# Problem requirements:
Write every line out verbatim and omit the pictures.

(Saved entries)
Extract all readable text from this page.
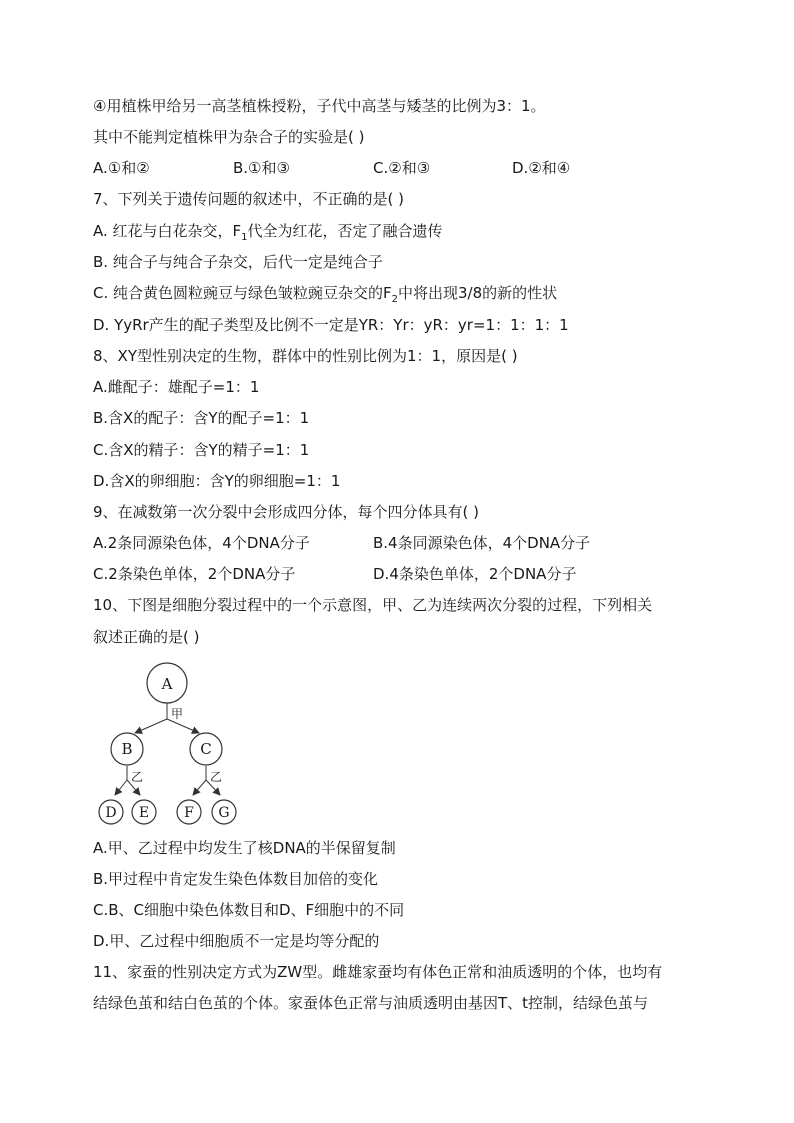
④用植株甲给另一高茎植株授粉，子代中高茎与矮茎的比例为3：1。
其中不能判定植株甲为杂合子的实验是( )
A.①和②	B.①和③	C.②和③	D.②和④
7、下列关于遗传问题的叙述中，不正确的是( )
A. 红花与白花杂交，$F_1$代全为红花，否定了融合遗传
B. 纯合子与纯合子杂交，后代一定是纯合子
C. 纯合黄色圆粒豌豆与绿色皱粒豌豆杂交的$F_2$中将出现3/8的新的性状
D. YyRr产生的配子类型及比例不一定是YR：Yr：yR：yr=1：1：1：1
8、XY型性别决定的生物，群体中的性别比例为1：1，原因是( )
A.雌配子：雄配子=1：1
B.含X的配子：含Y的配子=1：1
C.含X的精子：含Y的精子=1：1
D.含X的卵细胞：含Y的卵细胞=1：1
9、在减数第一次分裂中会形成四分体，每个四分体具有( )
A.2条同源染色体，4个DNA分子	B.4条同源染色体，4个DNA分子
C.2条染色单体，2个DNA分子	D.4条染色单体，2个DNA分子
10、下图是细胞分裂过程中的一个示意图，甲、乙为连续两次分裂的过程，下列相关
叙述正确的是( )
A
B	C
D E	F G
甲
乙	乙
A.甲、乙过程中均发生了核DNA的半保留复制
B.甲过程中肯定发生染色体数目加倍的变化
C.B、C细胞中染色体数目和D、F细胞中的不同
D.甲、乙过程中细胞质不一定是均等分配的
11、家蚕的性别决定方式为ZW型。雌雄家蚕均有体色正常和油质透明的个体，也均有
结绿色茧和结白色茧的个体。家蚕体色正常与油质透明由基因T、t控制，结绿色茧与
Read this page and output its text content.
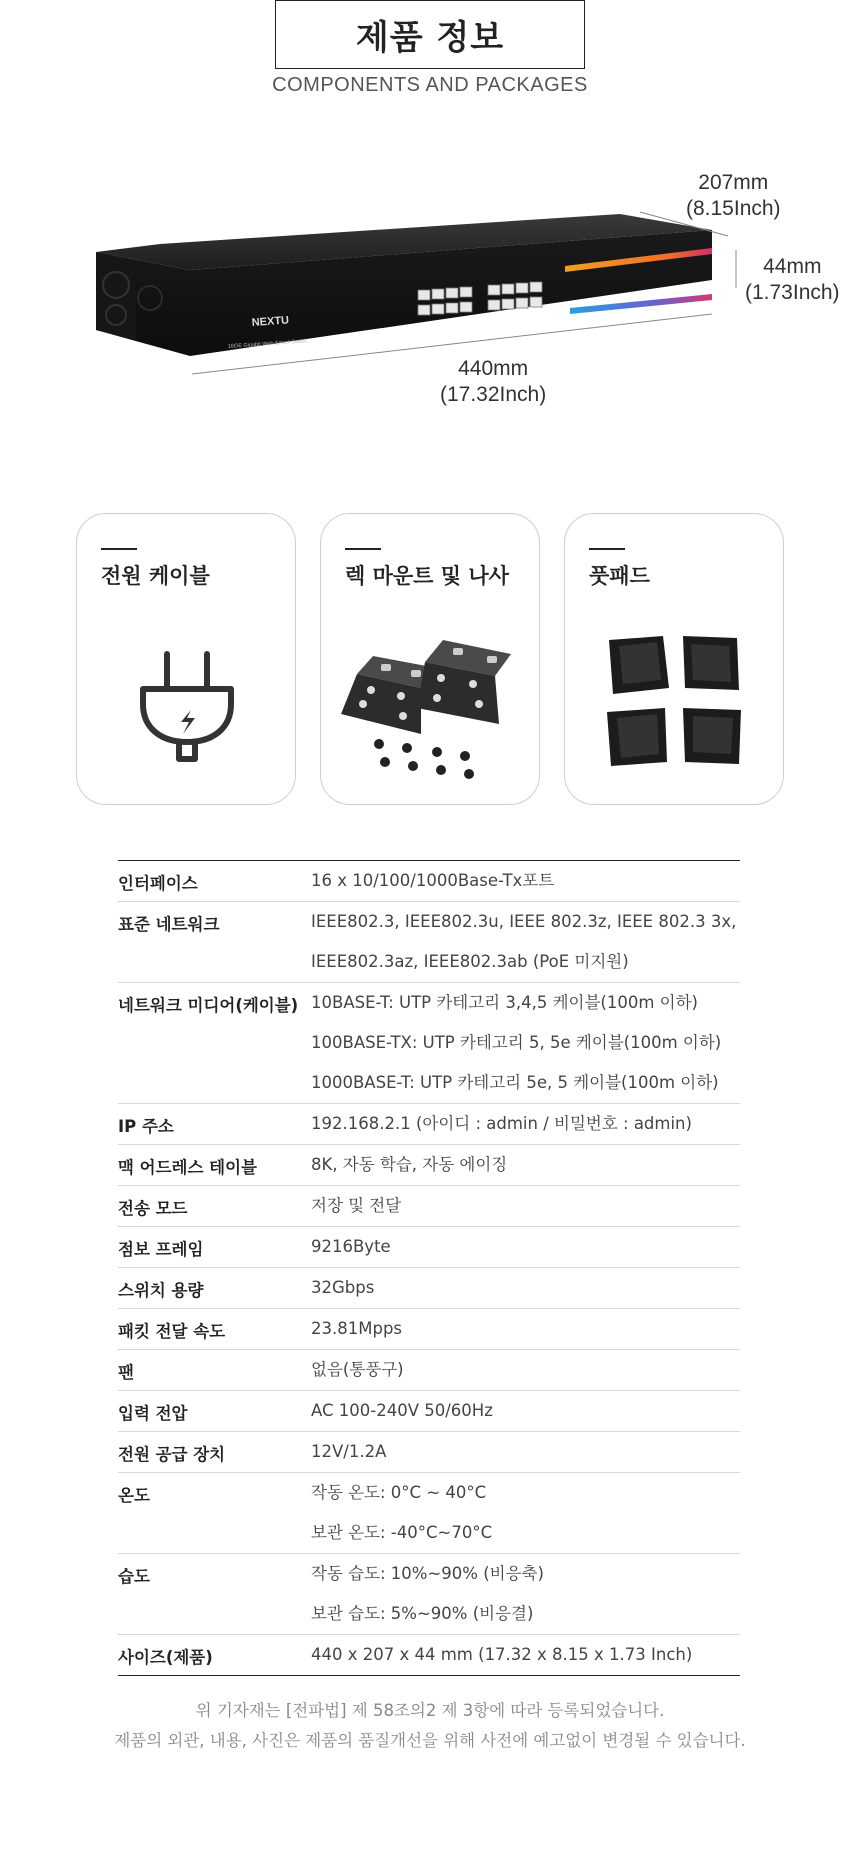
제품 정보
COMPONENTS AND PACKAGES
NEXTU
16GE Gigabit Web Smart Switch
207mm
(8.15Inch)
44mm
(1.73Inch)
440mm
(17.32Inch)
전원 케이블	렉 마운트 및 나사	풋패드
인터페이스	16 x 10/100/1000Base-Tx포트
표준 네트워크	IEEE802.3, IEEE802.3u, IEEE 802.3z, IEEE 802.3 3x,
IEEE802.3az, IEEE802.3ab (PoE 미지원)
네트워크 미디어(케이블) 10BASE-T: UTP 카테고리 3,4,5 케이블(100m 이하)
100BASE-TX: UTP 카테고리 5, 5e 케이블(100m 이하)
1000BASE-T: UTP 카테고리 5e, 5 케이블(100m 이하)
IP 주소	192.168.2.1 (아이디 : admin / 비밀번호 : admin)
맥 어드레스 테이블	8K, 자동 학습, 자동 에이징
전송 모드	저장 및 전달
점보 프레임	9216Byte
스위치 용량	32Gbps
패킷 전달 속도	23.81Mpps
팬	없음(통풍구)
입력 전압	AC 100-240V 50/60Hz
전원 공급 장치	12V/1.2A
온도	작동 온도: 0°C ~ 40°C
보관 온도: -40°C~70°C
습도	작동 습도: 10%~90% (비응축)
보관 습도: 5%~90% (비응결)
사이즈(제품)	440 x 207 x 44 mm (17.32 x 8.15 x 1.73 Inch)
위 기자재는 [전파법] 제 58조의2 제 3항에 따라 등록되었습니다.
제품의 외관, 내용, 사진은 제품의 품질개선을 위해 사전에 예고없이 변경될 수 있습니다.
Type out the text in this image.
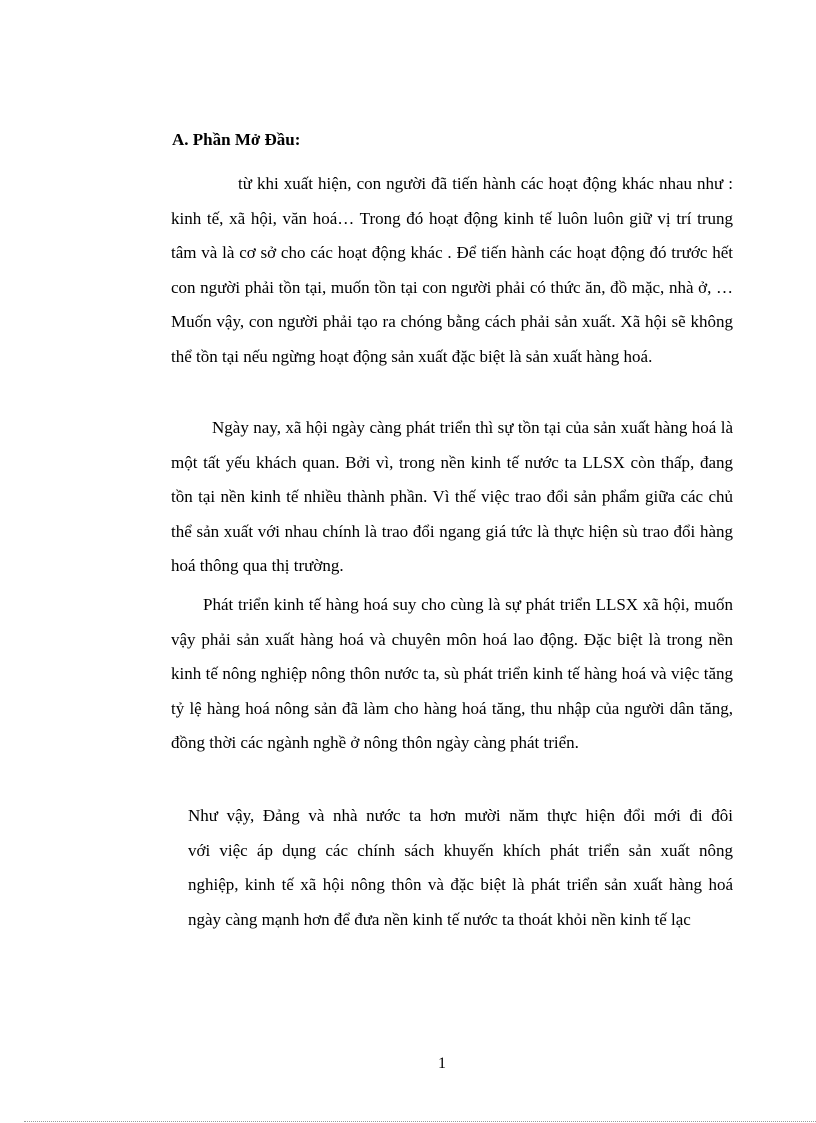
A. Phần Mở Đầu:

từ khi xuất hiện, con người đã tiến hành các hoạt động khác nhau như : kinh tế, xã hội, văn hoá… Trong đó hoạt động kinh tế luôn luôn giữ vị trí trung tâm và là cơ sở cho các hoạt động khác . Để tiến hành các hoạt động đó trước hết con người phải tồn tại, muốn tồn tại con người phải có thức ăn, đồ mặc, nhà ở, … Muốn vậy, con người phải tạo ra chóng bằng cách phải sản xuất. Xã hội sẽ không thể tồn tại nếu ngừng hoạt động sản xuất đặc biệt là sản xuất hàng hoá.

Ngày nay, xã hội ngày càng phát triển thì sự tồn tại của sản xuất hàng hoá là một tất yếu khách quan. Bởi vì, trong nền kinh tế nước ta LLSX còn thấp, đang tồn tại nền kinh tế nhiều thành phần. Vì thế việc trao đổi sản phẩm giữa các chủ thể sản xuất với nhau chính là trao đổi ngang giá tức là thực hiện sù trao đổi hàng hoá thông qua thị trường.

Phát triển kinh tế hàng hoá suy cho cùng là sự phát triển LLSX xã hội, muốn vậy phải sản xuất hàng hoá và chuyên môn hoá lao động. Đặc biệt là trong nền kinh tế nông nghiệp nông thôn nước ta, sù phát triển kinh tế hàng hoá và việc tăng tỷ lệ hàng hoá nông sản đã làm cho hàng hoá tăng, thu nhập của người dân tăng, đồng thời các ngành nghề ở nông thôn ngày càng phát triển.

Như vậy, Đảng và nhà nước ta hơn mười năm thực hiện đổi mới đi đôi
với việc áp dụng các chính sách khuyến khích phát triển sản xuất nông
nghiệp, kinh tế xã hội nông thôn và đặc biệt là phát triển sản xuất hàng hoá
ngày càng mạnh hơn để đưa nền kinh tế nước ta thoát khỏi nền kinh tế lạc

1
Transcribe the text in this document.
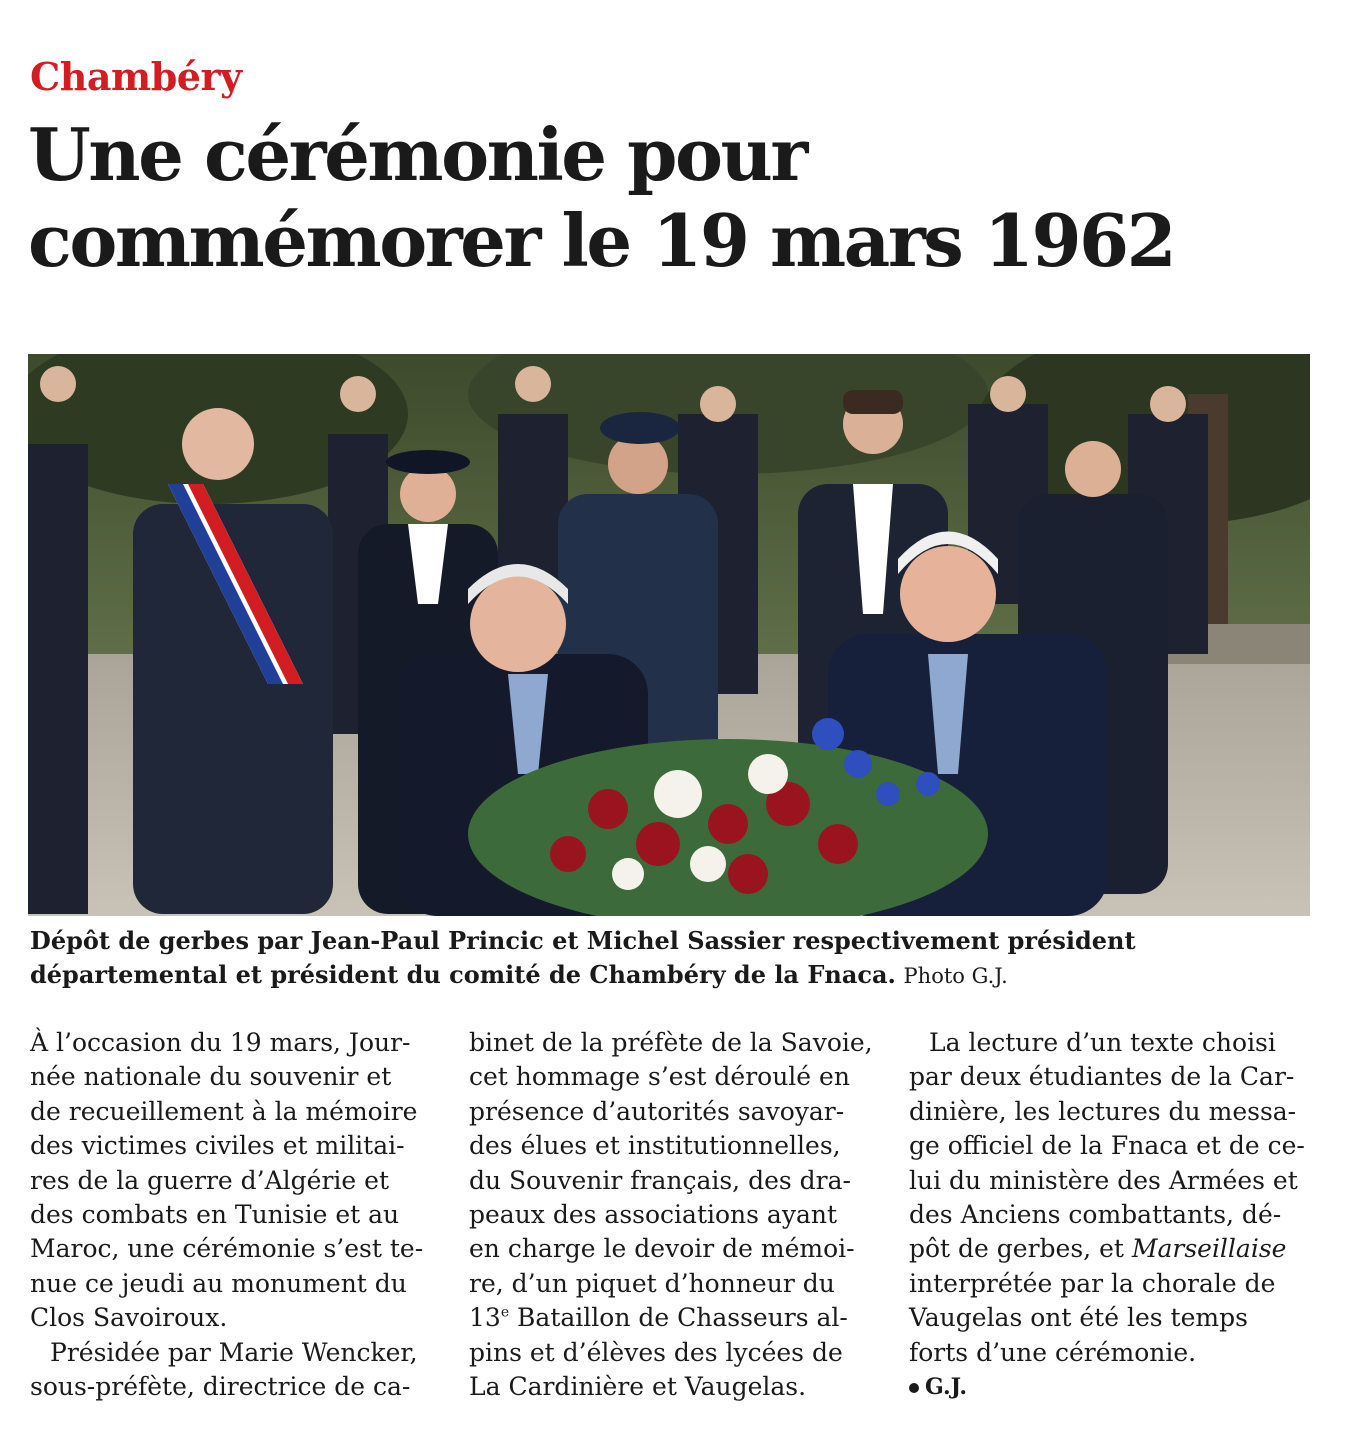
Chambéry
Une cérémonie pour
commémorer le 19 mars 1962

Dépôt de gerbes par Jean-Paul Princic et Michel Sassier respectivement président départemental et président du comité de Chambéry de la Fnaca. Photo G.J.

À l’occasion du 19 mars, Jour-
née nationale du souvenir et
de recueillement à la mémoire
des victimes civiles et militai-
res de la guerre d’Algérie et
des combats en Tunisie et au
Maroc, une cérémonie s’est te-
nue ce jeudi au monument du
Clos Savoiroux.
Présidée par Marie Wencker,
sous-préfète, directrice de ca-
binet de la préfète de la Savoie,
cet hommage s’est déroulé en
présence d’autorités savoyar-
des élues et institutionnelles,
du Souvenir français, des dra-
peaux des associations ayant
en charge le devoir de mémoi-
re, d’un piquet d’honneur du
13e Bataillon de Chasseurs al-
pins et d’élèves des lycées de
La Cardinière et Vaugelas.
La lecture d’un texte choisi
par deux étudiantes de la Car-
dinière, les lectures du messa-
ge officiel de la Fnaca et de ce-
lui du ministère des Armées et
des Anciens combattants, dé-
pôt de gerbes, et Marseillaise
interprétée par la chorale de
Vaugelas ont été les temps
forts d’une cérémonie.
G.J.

# Exercise result:
Extract all readable text from this page.
④用植株甲给另一高茎植株授粉，子代中高茎与矮茎的比例为3：1。
其中不能判定植株甲为杂合子的实验是( )
A.①和②	B.①和③	C.②和③	D.②和④
7、下列关于遗传问题的叙述中，不正确的是( )
A. 红花与白花杂交，$F_1$代全为红花，否定了融合遗传
B. 纯合子与纯合子杂交，后代一定是纯合子
C. 纯合黄色圆粒豌豆与绿色皱粒豌豆杂交的$F_2$中将出现3/8的新的性状
D. YyRr产生的配子类型及比例不一定是YR：Yr：yR：yr=1：1：1：1
8、XY型性别决定的生物，群体中的性别比例为1：1，原因是( )
A.雌配子：雄配子=1：1
B.含X的配子：含Y的配子=1：1
C.含X的精子：含Y的精子=1：1
D.含X的卵细胞：含Y的卵细胞=1：1
9、在减数第一次分裂中会形成四分体，每个四分体具有( )
A.2条同源染色体，4个DNA分子	B.4条同源染色体，4个DNA分子
C.2条染色单体，2个DNA分子	D.4条染色单体，2个DNA分子
10、下图是细胞分裂过程中的一个示意图，甲、乙为连续两次分裂的过程，下列相关
叙述正确的是( )
A
B	C
D E	F G
甲
乙	乙
A.甲、乙过程中均发生了核DNA的半保留复制
B.甲过程中肯定发生染色体数目加倍的变化
C.B、C细胞中染色体数目和D、F细胞中的不同
D.甲、乙过程中细胞质不一定是均等分配的
11、家蚕的性别决定方式为ZW型。雌雄家蚕均有体色正常和油质透明的个体，也均有
结绿色茧和结白色茧的个体。家蚕体色正常与油质透明由基因T、t控制，结绿色茧与
Read this page and output its text content.
제품 정보
COMPONENTS AND PACKAGES
NEXTU
16GE Gigabit Web Smart Switch
207mm
(8.15Inch)
44mm
(1.73Inch)
440mm
(17.32Inch)
전원 케이블	렉 마운트 및 나사	풋패드
인터페이스	16 x 10/100/1000Base-Tx포트
표준 네트워크	IEEE802.3, IEEE802.3u, IEEE 802.3z, IEEE 802.3 3x,
IEEE802.3az, IEEE802.3ab (PoE 미지원)
네트워크 미디어(케이블) 10BASE-T: UTP 카테고리 3,4,5 케이블(100m 이하)
100BASE-TX: UTP 카테고리 5, 5e 케이블(100m 이하)
1000BASE-T: UTP 카테고리 5e, 5 케이블(100m 이하)
IP 주소	192.168.2.1 (아이디 : admin / 비밀번호 : admin)
맥 어드레스 테이블	8K, 자동 학습, 자동 에이징
전송 모드	저장 및 전달
점보 프레임	9216Byte
스위치 용량	32Gbps
패킷 전달 속도	23.81Mpps
팬	없음(통풍구)
입력 전압	AC 100-240V 50/60Hz
전원 공급 장치	12V/1.2A
온도	작동 온도: 0°C ~ 40°C
보관 온도: -40°C~70°C
습도	작동 습도: 10%~90% (비응축)
보관 습도: 5%~90% (비응결)
사이즈(제품)	440 x 207 x 44 mm (17.32 x 8.15 x 1.73 Inch)
위 기자재는 [전파법] 제 58조의2 제 3항에 따라 등록되었습니다.
제품의 외관, 내용, 사진은 제품의 품질개선을 위해 사전에 예고없이 변경될 수 있습니다.
Type out the text in this image.
A. Phần Mở Đầu:

từ khi xuất hiện, con người đã tiến hành các hoạt động khác nhau như : kinh tế, xã hội, văn hoá… Trong đó hoạt động kinh tế luôn luôn giữ vị trí trung tâm và là cơ sở cho các hoạt động khác . Để tiến hành các hoạt động đó trước hết con người phải tồn tại, muốn tồn tại con người phải có thức ăn, đồ mặc, nhà ở, … Muốn vậy, con người phải tạo ra chóng bằng cách phải sản xuất. Xã hội sẽ không thể tồn tại nếu ngừng hoạt động sản xuất đặc biệt là sản xuất hàng hoá.

Ngày nay, xã hội ngày càng phát triển thì sự tồn tại của sản xuất hàng hoá là một tất yếu khách quan. Bởi vì, trong nền kinh tế nước ta LLSX còn thấp, đang tồn tại nền kinh tế nhiều thành phần. Vì thế việc trao đổi sản phẩm giữa các chủ thể sản xuất với nhau chính là trao đổi ngang giá tức là thực hiện sù trao đổi hàng hoá thông qua thị trường.

Phát triển kinh tế hàng hoá suy cho cùng là sự phát triển LLSX xã hội, muốn vậy phải sản xuất hàng hoá và chuyên môn hoá lao động. Đặc biệt là trong nền kinh tế nông nghiệp nông thôn nước ta, sù phát triển kinh tế hàng hoá và việc tăng tỷ lệ hàng hoá nông sản đã làm cho hàng hoá tăng, thu nhập của người dân tăng, đồng thời các ngành nghề ở nông thôn ngày càng phát triển.

Như vậy, Đảng và nhà nước ta hơn mười năm thực hiện đổi mới đi đôi
với việc áp dụng các chính sách khuyến khích phát triển sản xuất nông
nghiệp, kinh tế xã hội nông thôn và đặc biệt là phát triển sản xuất hàng hoá
ngày càng mạnh hơn để đưa nền kinh tế nước ta thoát khỏi nền kinh tế lạc

1
Transcribe the text in this document.
Chambéry
Une cérémonie pour
commémorer le 19 mars 1962

Dépôt de gerbes par Jean-Paul Princic et Michel Sassier respectivement président départemental et président du comité de Chambéry de la Fnaca. Photo G.J.

À l’occasion du 19 mars, Jour-
née nationale du souvenir et
de recueillement à la mémoire
des victimes civiles et militai-
res de la guerre d’Algérie et
des combats en Tunisie et au
Maroc, une cérémonie s’est te-
nue ce jeudi au monument du
Clos Savoiroux.
Présidée par Marie Wencker,
sous-préfète, directrice de ca-
binet de la préfète de la Savoie,
cet hommage s’est déroulé en
présence d’autorités savoyar-
des élues et institutionnelles,
du Souvenir français, des dra-
peaux des associations ayant
en charge le devoir de mémoi-
re, d’un piquet d’honneur du
13e Bataillon de Chasseurs al-
pins et d’élèves des lycées de
La Cardinière et Vaugelas.
La lecture d’un texte choisi
par deux étudiantes de la Car-
dinière, les lectures du messa-
ge officiel de la Fnaca et de ce-
lui du ministère des Armées et
des Anciens combattants, dé-
pôt de gerbes, et Marseillaise
interprétée par la chorale de
Vaugelas ont été les temps
forts d’une cérémonie.
G.J.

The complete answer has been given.